EXERCISE DETAILS ▸
Copy every line, leaving nothing out and adding nothing.

[Stored records]
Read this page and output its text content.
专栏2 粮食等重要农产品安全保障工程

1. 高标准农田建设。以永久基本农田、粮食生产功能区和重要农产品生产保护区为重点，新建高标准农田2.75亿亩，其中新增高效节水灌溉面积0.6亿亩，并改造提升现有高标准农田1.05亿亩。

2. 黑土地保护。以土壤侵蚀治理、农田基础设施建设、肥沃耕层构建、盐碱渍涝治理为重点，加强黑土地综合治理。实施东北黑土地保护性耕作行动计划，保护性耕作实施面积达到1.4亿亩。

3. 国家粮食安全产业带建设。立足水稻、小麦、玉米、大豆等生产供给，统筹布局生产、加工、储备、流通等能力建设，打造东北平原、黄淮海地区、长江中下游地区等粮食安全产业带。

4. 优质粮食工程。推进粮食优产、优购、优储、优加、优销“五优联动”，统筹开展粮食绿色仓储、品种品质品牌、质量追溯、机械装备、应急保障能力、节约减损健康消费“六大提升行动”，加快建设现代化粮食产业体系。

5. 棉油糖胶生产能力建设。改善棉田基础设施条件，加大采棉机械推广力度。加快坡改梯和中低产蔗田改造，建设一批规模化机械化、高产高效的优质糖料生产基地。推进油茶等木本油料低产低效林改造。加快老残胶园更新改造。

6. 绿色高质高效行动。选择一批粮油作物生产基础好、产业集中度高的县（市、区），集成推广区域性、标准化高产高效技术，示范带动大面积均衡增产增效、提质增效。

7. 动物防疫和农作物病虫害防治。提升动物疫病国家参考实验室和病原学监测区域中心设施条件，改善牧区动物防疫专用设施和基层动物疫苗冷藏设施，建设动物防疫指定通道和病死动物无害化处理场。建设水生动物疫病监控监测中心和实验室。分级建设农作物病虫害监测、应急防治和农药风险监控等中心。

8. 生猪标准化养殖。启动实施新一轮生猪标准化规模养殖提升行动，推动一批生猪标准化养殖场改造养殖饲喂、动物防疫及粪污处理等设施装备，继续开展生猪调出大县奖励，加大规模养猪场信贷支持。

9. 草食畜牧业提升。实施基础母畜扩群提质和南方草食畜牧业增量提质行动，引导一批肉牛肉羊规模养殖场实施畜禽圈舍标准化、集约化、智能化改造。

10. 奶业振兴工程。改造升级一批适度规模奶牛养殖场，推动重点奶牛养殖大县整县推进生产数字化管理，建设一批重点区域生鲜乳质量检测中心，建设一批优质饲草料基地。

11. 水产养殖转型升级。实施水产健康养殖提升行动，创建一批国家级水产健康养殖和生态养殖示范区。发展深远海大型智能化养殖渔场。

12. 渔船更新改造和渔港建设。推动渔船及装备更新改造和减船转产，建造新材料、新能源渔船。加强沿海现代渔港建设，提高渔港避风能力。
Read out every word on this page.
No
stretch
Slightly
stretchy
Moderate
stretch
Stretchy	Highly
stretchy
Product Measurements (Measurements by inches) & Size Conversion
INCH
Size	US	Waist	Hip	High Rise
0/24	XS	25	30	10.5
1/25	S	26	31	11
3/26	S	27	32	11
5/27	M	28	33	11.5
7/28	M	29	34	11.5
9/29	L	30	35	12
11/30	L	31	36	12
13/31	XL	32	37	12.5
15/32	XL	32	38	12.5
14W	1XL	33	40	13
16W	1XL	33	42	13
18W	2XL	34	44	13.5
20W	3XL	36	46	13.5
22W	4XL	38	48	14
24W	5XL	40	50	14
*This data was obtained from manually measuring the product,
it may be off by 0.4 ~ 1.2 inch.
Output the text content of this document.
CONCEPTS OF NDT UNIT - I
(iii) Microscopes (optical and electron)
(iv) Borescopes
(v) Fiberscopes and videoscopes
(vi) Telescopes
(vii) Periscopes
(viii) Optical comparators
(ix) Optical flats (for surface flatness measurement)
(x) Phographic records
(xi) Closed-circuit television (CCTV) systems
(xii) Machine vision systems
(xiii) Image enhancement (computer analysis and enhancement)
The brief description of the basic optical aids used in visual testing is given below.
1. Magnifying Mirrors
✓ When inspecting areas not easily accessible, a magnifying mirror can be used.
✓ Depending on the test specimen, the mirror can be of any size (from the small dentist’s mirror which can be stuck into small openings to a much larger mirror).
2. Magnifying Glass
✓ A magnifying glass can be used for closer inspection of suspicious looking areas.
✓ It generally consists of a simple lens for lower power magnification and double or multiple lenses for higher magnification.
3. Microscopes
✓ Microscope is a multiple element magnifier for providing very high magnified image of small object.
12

TASK ANSWER ▸
Read this page and output its text content.
专栏2 粮食等重要农产品安全保障工程

1. 高标准农田建设。以永久基本农田、粮食生产功能区和重要农产品生产保护区为重点，新建高标准农田2.75亿亩，其中新增高效节水灌溉面积0.6亿亩，并改造提升现有高标准农田1.05亿亩。

2. 黑土地保护。以土壤侵蚀治理、农田基础设施建设、肥沃耕层构建、盐碱渍涝治理为重点，加强黑土地综合治理。实施东北黑土地保护性耕作行动计划，保护性耕作实施面积达到1.4亿亩。

3. 国家粮食安全产业带建设。立足水稻、小麦、玉米、大豆等生产供给，统筹布局生产、加工、储备、流通等能力建设，打造东北平原、黄淮海地区、长江中下游地区等粮食安全产业带。

4. 优质粮食工程。推进粮食优产、优购、优储、优加、优销“五优联动”，统筹开展粮食绿色仓储、品种品质品牌、质量追溯、机械装备、应急保障能力、节约减损健康消费“六大提升行动”，加快建设现代化粮食产业体系。

5. 棉油糖胶生产能力建设。改善棉田基础设施条件，加大采棉机械推广力度。加快坡改梯和中低产蔗田改造，建设一批规模化机械化、高产高效的优质糖料生产基地。推进油茶等木本油料低产低效林改造。加快老残胶园更新改造。

6. 绿色高质高效行动。选择一批粮油作物生产基础好、产业集中度高的县（市、区），集成推广区域性、标准化高产高效技术，示范带动大面积均衡增产增效、提质增效。

7. 动物防疫和农作物病虫害防治。提升动物疫病国家参考实验室和病原学监测区域中心设施条件，改善牧区动物防疫专用设施和基层动物疫苗冷藏设施，建设动物防疫指定通道和病死动物无害化处理场。建设水生动物疫病监控监测中心和实验室。分级建设农作物病虫害监测、应急防治和农药风险监控等中心。

8. 生猪标准化养殖。启动实施新一轮生猪标准化规模养殖提升行动，推动一批生猪标准化养殖场改造养殖饲喂、动物防疫及粪污处理等设施装备，继续开展生猪调出大县奖励，加大规模养猪场信贷支持。

9. 草食畜牧业提升。实施基础母畜扩群提质和南方草食畜牧业增量提质行动，引导一批肉牛肉羊规模养殖场实施畜禽圈舍标准化、集约化、智能化改造。

10. 奶业振兴工程。改造升级一批适度规模奶牛养殖场，推动重点奶牛养殖大县整县推进生产数字化管理，建设一批重点区域生鲜乳质量检测中心，建设一批优质饲草料基地。

11. 水产养殖转型升级。实施水产健康养殖提升行动，创建一批国家级水产健康养殖和生态养殖示范区。发展深远海大型智能化养殖渔场。

12. 渔船更新改造和渔港建设。推动渔船及装备更新改造和减船转产，建造新材料、新能源渔船。加强沿海现代渔港建设，提高渔港避风能力。
Read out every word on this page.
No
stretch
Slightly
stretchy
Moderate
stretch
Stretchy	Highly
stretchy
Product Measurements (Measurements by inches) & Size Conversion
INCH
Size	US	Waist	Hip	High Rise
0/24	XS	25	30	10.5
1/25	S	26	31	11
3/26	S	27	32	11
5/27	M	28	33	11.5
7/28	M	29	34	11.5
9/29	L	30	35	12
11/30	L	31	36	12
13/31	XL	32	37	12.5
15/32	XL	32	38	12.5
14W	1XL	33	40	13
16W	1XL	33	42	13
18W	2XL	34	44	13.5
20W	3XL	36	46	13.5
22W	4XL	38	48	14
24W	5XL	40	50	14
*This data was obtained from manually measuring the product,
it may be off by 0.4 ~ 1.2 inch.
Output the text content of this document.
CONCEPTS OF NDT UNIT - I
(iii) Microscopes (optical and electron)
(iv) Borescopes
(v) Fiberscopes and videoscopes
(vi) Telescopes
(vii) Periscopes
(viii) Optical comparators
(ix) Optical flats (for surface flatness measurement)
(x) Phographic records
(xi) Closed-circuit television (CCTV) systems
(xii) Machine vision systems
(xiii) Image enhancement (computer analysis and enhancement)
The brief description of the basic optical aids used in visual testing is given below.
1. Magnifying Mirrors
✓ When inspecting areas not easily accessible, a magnifying mirror can be used.
✓ Depending on the test specimen, the mirror can be of any size (from the small dentist’s mirror which can be stuck into small openings to a much larger mirror).
2. Magnifying Glass
✓ A magnifying glass can be used for closer inspection of suspicious looking areas.
✓ It generally consists of a simple lens for lower power magnification and double or multiple lenses for higher magnification.
3. Microscopes
✓ Microscope is a multiple element magnifier for providing very high magnified image of small object.
12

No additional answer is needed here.